— Material supplied —
★ ★ ★ ★ ★
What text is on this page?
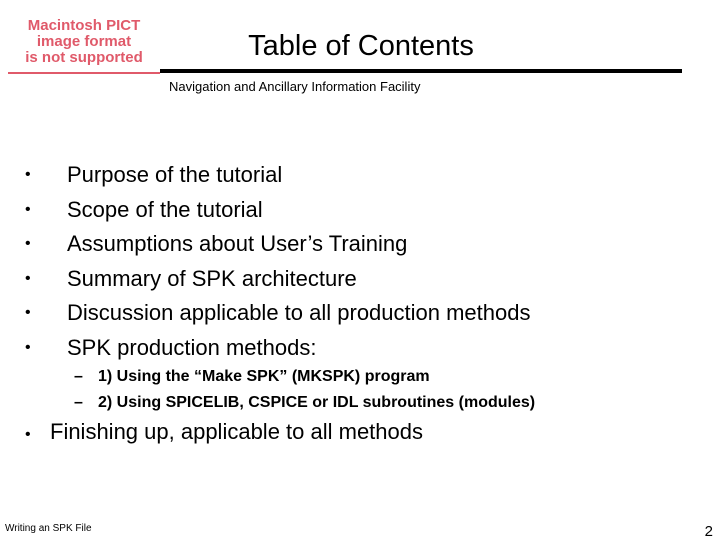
Macintosh PICT
image format
is not supported	Table of Contents
Navigation and Ancillary Information Facility
• Purpose of the tutorial
• Scope of the tutorial
• Assumptions about User’s Training
• Summary of SPK architecture
• Discussion applicable to all production methods
• SPK production methods:
– 1) Using the “Make SPK” (MKSPK) program
– 2) Using SPICELIB, CSPICE or IDL subroutines (modules)
• Finishing up, applicable to all methods
Writing an SPK File	2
★ ★ ★ ★ ★
— Short task —
Filter out every line that lacks the word "production", and copy the rest.

— The response —
• Discussion applicable to all production methods
• SPK production methods:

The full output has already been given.